Records from a data collection
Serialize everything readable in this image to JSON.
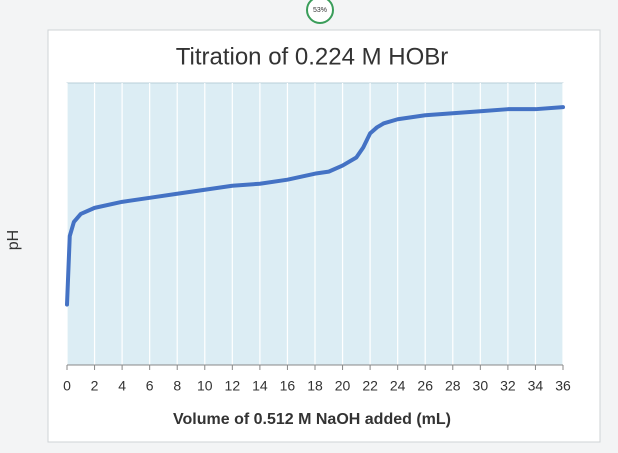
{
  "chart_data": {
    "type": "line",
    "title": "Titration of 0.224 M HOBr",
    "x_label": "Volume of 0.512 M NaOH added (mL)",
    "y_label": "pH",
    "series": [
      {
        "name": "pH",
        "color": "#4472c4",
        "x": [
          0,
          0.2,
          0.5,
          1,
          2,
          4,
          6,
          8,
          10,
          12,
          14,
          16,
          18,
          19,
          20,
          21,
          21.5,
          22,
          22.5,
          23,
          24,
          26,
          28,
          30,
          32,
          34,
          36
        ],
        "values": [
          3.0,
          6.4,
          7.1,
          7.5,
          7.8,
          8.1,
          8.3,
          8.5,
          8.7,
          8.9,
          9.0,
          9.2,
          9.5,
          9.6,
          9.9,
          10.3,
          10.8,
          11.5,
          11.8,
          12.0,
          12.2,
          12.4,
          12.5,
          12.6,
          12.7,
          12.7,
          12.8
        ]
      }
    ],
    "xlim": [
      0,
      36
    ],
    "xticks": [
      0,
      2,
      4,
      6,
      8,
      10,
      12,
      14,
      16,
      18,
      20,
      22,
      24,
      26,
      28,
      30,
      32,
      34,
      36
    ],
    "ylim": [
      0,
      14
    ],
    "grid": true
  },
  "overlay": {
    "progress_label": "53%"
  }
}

### AIM OF THE EXERCISE
Write out all the entries exactly, except for the pictures.

### EXERCISE OUTPUT
Serialize everything readable in this image to JSON.
{
  "chart_data": {
    "type": "line",
    "title": "Titration of 0.224 M HOBr",
    "x_label": "Volume of 0.512 M NaOH added (mL)",
    "y_label": "pH",
    "series": [
      {
        "name": "pH",
        "color": "#4472c4",
        "x": [
          0,
          0.2,
          0.5,
          1,
          2,
          4,
          6,
          8,
          10,
          12,
          14,
          16,
          18,
          19,
          20,
          21,
          21.5,
          22,
          22.5,
          23,
          24,
          26,
          28,
          30,
          32,
          34,
          36
        ],
        "values": [
          3.0,
          6.4,
          7.1,
          7.5,
          7.8,
          8.1,
          8.3,
          8.5,
          8.7,
          8.9,
          9.0,
          9.2,
          9.5,
          9.6,
          9.9,
          10.3,
          10.8,
          11.5,
          11.8,
          12.0,
          12.2,
          12.4,
          12.5,
          12.6,
          12.7,
          12.7,
          12.8
        ]
      }
    ],
    "xlim": [
      0,
      36
    ],
    "xticks": [
      0,
      2,
      4,
      6,
      8,
      10,
      12,
      14,
      16,
      18,
      20,
      22,
      24,
      26,
      28,
      30,
      32,
      34,
      36
    ],
    "ylim": [
      0,
      14
    ],
    "grid": true
  },
  "overlay": {
    "progress_label": "53%"
  }
}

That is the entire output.